STATED PROBLEM A> In the cpufreq patch thread, how much regression did some benchmarks show when util/max was used in intel_pstate?
STATED PROBLEM B> Please resume the cpufreq patch thread from its last line.

EXTRACT PROVIDED>
··········

Re: [PATCH v10 1/3] cpufreq: Add mechanism for registering utilization update callbacks

From: Rafael J. Wysocki
Date: Mon Feb 22 2016 - 16:46:27 EST


On Mon, Feb 22, 2016 at 11:52 AM, Peter Zijlstra <peterz@xxxxxxxxxxxxx> wrote:
> On Fri, Feb 19, 2016 at 09:28:23AM -0800, Steve Muckle wrote:
>> On 02/19/2016 08:42 AM, Srinivas Pandruvada wrote:
>> > We did experiments using util/max in intel_pstate. For some benchmarks
>> > there were regression of 4 to 5%, for some benchmarks it performed at
>> > par with getting utilization from the processor. Further optimization
>> > in the algorithm is possible and still in progress. Idea is that we can
>> > change P-State fast enough and be more reactive. Once I have good data,
>> > I will send to this list. The algorithm can be part of the cpufreq
>> > governor too.

··········

RECORDS PROVIDED>
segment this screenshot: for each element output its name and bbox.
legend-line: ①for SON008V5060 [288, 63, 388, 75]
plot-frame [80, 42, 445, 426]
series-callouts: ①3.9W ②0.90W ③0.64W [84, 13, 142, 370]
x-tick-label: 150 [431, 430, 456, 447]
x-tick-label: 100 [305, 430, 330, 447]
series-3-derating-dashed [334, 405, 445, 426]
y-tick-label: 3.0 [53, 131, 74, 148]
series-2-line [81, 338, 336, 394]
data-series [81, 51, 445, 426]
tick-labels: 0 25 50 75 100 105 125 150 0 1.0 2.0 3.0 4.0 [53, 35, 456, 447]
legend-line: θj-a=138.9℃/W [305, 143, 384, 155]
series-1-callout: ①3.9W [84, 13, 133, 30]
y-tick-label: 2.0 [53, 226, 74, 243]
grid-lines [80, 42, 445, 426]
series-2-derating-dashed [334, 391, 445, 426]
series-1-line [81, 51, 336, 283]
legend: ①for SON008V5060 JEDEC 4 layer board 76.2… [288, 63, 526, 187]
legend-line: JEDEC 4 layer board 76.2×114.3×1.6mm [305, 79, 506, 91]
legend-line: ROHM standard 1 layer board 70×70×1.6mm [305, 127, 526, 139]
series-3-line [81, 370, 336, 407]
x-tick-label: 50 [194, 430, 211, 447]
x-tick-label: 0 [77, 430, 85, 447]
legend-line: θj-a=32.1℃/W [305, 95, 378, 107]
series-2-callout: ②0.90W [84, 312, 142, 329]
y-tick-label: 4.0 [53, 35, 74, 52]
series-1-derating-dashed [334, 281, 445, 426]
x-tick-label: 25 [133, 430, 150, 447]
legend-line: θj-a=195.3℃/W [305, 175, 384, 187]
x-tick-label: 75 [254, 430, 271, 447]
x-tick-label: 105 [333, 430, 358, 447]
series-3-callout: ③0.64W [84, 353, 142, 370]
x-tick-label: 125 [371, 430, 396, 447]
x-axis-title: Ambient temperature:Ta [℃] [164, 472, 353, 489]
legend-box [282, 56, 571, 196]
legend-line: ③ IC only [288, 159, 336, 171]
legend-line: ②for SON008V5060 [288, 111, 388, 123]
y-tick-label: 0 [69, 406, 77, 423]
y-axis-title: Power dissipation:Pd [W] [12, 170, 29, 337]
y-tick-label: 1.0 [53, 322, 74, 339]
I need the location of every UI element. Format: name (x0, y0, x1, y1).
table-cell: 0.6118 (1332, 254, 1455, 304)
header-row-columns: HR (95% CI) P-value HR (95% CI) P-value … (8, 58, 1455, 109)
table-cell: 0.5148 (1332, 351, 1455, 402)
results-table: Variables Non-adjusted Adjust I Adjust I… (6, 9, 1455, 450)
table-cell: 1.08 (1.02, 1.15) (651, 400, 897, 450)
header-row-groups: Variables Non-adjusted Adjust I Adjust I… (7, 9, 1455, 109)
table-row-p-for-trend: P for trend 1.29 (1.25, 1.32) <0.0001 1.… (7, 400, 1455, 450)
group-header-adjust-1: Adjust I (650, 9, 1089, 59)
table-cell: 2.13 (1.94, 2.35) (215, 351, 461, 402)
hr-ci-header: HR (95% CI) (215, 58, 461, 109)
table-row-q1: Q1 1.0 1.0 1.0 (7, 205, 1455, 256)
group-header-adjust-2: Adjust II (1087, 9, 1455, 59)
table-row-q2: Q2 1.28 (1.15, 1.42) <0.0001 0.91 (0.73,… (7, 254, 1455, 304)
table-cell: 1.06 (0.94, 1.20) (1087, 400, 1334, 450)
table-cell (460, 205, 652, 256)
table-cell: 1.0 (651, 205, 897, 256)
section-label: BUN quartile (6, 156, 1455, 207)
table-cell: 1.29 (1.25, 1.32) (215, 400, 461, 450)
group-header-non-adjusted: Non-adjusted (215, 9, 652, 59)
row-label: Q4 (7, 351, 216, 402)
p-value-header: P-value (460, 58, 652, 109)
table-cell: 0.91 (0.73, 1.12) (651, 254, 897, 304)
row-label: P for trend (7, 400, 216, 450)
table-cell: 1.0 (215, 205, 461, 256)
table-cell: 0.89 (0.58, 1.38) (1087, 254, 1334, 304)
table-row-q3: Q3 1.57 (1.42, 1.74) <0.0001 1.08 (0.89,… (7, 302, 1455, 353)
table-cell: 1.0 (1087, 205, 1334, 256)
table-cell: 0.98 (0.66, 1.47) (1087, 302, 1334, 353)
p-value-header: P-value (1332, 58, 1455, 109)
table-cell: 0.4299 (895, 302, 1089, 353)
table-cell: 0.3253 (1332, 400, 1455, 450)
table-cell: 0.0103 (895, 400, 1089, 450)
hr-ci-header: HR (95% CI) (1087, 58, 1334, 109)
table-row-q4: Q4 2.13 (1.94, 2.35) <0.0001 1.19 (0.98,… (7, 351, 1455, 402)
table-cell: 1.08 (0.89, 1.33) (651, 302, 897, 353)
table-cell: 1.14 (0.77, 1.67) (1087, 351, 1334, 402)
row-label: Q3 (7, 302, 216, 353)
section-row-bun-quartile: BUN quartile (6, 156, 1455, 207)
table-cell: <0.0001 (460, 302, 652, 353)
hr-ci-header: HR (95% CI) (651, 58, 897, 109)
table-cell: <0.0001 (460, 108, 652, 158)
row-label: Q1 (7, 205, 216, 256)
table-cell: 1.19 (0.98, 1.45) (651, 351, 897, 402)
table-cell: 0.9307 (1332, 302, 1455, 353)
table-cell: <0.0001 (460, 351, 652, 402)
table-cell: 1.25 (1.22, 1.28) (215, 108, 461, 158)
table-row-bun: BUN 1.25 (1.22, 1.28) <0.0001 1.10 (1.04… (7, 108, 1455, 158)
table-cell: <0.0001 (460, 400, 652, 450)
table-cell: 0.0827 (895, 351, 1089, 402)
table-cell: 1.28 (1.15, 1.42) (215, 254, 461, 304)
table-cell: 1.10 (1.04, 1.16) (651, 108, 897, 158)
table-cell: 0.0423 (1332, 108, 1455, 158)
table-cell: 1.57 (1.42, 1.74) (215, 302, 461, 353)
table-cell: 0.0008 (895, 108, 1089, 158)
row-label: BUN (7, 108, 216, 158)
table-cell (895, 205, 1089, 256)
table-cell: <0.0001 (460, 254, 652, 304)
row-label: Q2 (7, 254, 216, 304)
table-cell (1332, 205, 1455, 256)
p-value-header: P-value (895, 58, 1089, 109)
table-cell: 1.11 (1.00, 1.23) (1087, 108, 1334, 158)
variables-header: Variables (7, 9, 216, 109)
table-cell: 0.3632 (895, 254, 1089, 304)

··········

EXERCISE RESPONSE A> 4 to 5%

EXERCISE RESPONSE B>
>>
>> There has been a lot of work in the area of scheduler-driven CPU
>> frequency selection by Linaro and ARM as well. It was posted most
>> recently a couple months ago:
>>
>> http://thread.gmane.org/gmane.linux.power-management.general/69176
>>
>> It was also posted as part of the energy-aware scheduling series last
>> July. There's a new RFC series forthcoming which I had hoped (and
>> failed) to post prior to my business travel this week; it should be out
>> next week. It will address the feedback received thus far along with
>> locking and other things.
>
> Right, so I had a wee look at that again, and had a quick chat with Juri
> on IRC. So the main difference seems to be that you guys want to know
> why the utilization changed, as opposed to purely _that_ it changed.
>
> And hence you have callbacks all over the place.
>
> I'm not too sure I really like that too much, it bloats the code and
> somewhat obfuscates the point.
>
> So I would really like there to be just the one callback when we
> actually compute a new number, and that is update_load_avg().
>
> Now I think we can 'easily' propagate the information you want into
> update_load_avg() (see below), but I would like to see actual arguments
> for why you would need this.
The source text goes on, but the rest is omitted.